### Problem to solve
Every line that contains the word "Wert" should be copied out.

### Extracted material
□ □ □ □ □
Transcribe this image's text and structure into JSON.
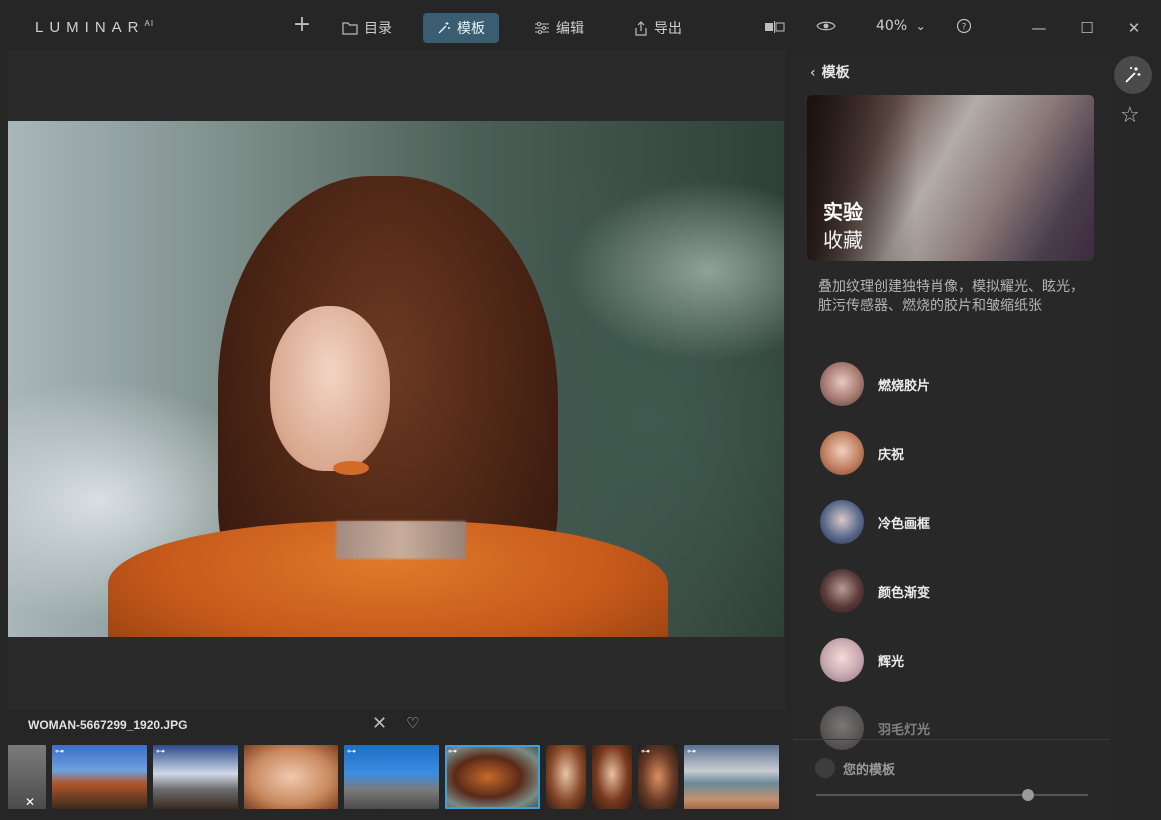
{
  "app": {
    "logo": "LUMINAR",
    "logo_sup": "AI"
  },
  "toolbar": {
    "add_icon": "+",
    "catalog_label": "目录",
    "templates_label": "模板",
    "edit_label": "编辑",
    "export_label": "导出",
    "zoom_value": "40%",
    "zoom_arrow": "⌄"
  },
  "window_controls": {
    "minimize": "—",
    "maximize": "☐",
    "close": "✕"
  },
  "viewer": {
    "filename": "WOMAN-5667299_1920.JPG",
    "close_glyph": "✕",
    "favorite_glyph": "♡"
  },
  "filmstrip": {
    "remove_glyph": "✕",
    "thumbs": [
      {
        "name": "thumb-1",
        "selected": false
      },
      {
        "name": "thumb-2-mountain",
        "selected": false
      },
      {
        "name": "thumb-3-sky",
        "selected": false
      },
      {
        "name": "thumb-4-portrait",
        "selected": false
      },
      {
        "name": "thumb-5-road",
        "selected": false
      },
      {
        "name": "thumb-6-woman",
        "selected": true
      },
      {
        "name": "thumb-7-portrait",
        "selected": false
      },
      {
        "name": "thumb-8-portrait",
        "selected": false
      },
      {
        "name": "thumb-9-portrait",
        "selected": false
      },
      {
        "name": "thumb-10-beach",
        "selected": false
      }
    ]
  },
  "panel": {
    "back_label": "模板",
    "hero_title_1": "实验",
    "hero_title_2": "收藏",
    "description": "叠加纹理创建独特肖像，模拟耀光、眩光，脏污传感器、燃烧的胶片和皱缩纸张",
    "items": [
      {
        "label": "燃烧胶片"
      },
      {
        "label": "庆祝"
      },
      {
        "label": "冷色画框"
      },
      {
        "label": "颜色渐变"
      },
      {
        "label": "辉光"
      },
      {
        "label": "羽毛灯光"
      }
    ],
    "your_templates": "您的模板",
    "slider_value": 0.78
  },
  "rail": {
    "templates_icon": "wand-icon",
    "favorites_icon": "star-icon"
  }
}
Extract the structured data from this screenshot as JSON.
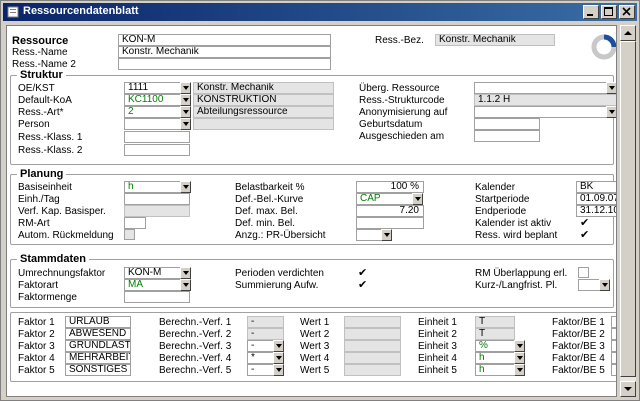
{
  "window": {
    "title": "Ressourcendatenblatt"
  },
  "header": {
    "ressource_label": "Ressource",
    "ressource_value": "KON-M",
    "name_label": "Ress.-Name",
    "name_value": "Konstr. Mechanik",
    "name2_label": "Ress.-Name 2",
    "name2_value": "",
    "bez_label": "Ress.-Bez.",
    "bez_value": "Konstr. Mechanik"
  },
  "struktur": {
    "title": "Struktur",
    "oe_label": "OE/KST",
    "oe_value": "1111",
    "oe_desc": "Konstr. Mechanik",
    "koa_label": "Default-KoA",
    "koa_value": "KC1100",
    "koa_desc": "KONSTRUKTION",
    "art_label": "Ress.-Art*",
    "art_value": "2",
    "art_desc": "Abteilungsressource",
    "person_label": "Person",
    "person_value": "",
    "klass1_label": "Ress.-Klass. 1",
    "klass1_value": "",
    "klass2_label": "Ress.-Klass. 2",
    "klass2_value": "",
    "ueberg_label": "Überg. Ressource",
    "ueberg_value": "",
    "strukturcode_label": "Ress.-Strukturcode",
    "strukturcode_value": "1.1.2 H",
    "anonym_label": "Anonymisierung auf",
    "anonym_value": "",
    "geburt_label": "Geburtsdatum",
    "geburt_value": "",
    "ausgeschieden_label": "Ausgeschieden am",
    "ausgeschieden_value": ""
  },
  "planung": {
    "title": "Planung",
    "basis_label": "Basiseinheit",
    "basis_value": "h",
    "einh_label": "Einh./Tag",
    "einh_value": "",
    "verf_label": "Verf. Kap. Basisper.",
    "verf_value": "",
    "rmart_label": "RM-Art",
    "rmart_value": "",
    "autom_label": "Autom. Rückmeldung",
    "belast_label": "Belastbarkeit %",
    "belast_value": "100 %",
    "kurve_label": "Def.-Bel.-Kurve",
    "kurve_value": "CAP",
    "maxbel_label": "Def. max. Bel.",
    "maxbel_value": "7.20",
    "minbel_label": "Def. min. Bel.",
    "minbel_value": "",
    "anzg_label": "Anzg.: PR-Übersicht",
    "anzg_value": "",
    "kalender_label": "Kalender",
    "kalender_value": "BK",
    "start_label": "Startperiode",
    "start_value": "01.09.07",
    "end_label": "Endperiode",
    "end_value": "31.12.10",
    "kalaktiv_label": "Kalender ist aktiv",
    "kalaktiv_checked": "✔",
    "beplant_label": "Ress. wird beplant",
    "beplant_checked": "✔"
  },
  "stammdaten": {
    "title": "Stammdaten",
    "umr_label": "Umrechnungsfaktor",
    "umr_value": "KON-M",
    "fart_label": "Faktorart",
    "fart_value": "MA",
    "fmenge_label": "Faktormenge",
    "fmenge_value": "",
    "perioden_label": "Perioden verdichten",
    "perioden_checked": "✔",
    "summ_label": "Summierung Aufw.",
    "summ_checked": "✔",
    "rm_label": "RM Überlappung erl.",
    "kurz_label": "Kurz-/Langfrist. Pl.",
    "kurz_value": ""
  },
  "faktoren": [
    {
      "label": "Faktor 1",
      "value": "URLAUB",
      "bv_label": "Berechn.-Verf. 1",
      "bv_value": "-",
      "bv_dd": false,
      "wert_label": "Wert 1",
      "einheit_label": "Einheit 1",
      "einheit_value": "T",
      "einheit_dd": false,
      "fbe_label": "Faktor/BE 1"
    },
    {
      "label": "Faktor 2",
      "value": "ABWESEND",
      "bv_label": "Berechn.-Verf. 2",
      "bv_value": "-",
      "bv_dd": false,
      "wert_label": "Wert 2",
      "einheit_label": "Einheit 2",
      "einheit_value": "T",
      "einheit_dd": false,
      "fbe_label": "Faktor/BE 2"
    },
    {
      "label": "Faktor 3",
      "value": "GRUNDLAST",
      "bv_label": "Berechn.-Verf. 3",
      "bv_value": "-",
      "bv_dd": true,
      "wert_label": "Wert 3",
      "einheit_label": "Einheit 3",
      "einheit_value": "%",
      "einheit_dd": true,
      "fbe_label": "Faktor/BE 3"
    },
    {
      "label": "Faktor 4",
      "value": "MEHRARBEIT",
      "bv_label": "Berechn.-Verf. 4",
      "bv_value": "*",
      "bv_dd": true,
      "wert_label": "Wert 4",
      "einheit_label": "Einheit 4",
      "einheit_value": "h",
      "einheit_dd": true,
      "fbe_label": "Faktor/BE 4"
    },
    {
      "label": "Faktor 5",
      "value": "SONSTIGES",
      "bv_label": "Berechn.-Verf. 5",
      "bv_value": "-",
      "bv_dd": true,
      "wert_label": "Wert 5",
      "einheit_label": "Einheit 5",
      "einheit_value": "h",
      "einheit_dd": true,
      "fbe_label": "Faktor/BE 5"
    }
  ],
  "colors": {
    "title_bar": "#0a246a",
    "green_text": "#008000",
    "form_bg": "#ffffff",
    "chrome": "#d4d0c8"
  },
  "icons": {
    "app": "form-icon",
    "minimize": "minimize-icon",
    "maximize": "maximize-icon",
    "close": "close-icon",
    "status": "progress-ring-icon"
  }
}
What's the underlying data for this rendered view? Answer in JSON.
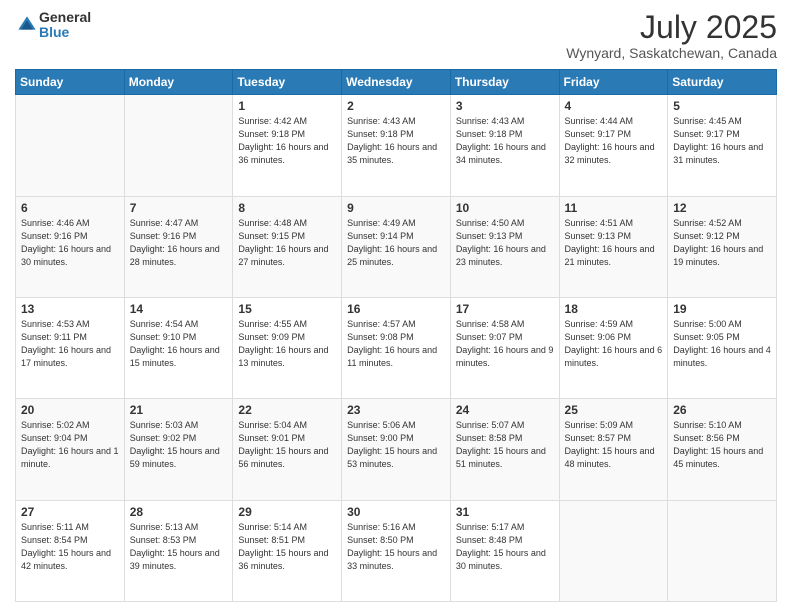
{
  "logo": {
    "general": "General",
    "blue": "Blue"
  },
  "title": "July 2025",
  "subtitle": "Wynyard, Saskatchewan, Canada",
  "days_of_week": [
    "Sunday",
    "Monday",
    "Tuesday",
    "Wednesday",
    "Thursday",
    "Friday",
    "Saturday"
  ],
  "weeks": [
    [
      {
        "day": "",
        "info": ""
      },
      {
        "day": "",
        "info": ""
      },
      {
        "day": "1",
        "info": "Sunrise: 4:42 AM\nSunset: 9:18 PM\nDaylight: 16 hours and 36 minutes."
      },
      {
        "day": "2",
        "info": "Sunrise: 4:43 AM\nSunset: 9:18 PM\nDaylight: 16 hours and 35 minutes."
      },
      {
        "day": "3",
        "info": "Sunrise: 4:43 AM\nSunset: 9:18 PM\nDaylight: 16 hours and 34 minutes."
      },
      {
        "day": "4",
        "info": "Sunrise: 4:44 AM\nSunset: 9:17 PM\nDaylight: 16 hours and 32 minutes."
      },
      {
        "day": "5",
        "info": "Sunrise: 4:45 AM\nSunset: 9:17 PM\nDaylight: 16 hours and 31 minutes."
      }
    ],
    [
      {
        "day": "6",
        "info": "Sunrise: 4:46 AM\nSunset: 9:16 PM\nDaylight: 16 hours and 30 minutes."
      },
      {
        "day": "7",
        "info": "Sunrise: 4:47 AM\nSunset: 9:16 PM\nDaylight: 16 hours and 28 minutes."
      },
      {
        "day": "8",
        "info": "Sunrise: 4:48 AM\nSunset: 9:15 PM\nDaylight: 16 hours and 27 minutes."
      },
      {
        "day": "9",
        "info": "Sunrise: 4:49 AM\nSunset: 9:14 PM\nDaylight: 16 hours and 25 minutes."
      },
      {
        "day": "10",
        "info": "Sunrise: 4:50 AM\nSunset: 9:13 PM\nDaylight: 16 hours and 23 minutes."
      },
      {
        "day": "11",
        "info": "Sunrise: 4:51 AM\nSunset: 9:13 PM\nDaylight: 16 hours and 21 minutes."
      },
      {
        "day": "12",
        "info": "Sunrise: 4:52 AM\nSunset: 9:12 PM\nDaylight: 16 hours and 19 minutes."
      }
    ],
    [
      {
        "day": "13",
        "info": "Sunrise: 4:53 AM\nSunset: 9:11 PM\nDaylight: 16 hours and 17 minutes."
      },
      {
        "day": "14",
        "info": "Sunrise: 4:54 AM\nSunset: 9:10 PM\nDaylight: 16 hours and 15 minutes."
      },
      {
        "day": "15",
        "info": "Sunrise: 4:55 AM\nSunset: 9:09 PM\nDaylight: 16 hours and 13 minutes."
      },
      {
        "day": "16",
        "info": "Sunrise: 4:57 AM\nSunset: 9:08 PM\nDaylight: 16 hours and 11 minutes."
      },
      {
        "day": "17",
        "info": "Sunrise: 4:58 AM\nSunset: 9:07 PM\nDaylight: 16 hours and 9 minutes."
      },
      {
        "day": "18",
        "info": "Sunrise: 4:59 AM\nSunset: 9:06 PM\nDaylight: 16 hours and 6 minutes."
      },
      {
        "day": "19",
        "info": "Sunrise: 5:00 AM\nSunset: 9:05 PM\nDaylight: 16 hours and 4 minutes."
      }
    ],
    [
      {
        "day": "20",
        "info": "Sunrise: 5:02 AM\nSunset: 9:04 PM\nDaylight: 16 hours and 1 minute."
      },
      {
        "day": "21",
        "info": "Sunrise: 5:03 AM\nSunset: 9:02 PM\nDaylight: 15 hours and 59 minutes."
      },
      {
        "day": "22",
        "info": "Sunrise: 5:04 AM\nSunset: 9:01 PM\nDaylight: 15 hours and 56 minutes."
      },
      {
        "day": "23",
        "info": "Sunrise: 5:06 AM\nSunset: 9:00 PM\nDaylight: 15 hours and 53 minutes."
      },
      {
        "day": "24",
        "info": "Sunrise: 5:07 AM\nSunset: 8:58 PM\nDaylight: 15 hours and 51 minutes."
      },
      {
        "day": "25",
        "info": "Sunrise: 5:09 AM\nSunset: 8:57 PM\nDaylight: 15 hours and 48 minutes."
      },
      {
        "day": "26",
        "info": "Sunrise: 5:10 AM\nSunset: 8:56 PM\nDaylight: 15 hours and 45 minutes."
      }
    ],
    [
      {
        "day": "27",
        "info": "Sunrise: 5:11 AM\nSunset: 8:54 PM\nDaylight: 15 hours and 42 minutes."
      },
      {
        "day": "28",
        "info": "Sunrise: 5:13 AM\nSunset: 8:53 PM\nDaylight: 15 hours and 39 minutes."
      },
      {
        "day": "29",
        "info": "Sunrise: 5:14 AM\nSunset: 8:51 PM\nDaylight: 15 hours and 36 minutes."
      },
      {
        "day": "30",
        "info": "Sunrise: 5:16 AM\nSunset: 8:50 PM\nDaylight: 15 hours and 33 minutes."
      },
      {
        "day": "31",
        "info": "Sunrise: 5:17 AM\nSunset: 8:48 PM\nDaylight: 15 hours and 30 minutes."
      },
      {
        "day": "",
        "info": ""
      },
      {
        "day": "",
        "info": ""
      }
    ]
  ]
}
□ □ □ □ □
### Answer below
      "wert_label": "Wert 1",
      "wert_label": "Wert 2",
      "wert_label": "Wert 3",
      "wert_label": "Wert 4",
      "wert_label": "Wert 5",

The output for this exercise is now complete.